DIRECTION: Look through the data below. Show each line where the string "terminal" occurs.

DATA LISTING:

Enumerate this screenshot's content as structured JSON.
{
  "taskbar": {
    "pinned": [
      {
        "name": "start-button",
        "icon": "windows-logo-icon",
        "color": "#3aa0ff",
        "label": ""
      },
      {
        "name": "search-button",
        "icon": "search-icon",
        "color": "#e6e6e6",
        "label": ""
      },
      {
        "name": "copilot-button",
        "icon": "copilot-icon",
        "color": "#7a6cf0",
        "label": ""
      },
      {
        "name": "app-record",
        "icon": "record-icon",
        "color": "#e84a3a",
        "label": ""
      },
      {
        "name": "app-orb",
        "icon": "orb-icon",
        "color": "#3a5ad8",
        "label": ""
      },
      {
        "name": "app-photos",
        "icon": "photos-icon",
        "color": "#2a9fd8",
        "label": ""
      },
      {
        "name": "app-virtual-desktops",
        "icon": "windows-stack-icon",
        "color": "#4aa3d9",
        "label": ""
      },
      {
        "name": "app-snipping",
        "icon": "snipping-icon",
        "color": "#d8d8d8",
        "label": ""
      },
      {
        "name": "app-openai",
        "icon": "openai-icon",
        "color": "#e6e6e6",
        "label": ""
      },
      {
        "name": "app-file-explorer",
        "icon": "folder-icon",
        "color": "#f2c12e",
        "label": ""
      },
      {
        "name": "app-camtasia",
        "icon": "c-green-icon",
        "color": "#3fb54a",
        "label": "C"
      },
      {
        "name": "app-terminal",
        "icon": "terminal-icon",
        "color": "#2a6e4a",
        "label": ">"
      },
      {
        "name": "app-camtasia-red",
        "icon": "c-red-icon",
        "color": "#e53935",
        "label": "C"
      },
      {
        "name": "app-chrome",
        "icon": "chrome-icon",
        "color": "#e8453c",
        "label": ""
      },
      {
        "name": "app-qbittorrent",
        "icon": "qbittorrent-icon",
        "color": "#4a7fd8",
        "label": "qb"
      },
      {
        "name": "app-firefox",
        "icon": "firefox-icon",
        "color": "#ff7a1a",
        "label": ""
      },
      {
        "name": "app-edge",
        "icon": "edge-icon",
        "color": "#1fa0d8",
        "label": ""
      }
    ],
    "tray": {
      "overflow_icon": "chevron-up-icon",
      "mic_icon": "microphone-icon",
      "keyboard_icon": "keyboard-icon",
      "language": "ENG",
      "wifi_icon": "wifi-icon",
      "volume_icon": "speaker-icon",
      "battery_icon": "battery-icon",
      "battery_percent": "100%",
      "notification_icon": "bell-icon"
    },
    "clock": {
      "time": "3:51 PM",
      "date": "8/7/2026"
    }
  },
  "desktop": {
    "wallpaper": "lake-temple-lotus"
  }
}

ANSWER TO THIS PROBLEM:
        "name": "app-terminal",
        "icon": "terminal-icon",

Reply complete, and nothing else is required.